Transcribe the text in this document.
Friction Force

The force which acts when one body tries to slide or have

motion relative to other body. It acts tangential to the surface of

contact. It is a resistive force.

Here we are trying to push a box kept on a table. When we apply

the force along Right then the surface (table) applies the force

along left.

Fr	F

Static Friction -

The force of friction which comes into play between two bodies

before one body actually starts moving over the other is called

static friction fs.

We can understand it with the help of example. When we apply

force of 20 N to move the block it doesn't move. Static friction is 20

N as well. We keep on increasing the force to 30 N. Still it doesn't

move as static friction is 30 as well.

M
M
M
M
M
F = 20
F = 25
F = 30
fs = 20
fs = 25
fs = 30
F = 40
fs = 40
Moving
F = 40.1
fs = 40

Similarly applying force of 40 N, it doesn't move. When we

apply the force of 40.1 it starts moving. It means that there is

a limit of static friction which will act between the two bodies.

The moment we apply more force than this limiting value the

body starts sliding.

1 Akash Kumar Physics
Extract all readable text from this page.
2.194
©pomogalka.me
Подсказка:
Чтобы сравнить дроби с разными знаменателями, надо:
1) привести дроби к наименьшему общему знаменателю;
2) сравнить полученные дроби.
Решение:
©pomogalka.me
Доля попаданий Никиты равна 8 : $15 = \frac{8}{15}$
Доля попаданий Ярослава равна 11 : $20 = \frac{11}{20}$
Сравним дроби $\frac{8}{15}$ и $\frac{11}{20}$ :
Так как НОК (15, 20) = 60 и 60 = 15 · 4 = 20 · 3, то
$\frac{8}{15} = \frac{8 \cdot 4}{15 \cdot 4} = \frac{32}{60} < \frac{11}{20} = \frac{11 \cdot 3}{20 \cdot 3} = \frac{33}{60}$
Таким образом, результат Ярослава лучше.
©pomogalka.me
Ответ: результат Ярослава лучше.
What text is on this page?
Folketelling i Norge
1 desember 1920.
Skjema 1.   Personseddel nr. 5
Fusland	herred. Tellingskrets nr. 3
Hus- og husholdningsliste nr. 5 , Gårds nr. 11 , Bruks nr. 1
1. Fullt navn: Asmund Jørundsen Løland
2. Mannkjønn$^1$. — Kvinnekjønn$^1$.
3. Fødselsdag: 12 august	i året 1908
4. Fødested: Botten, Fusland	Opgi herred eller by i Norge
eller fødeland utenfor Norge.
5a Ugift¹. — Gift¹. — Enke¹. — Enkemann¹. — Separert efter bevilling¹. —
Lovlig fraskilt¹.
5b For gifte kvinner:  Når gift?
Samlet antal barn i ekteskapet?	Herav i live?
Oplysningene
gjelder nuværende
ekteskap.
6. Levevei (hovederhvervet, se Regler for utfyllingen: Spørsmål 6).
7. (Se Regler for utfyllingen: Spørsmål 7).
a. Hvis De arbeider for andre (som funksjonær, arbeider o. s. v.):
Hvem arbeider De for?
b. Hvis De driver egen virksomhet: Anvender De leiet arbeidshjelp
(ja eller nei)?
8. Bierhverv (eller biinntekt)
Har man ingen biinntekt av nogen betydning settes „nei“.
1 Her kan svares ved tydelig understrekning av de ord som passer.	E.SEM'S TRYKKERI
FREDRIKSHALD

◇ ◇ ◇

- Task to carry out: For each line of the entries that includes "frac", show that line.

- Answer to the exercise:
Доля попаданий Никиты равна 8 : $15 = \frac{8}{15}$
Доля попаданий Ярослава равна 11 : $20 = \frac{11}{20}$
Сравним дроби $\frac{8}{15}$ и $\frac{11}{20}$ :
$\frac{8}{15} = \frac{8 \cdot 4}{15 \cdot 4} = \frac{32}{60} < \frac{11}{20} = \frac{11 \cdot 3}{20 \cdot 3} = \frac{33}{60}$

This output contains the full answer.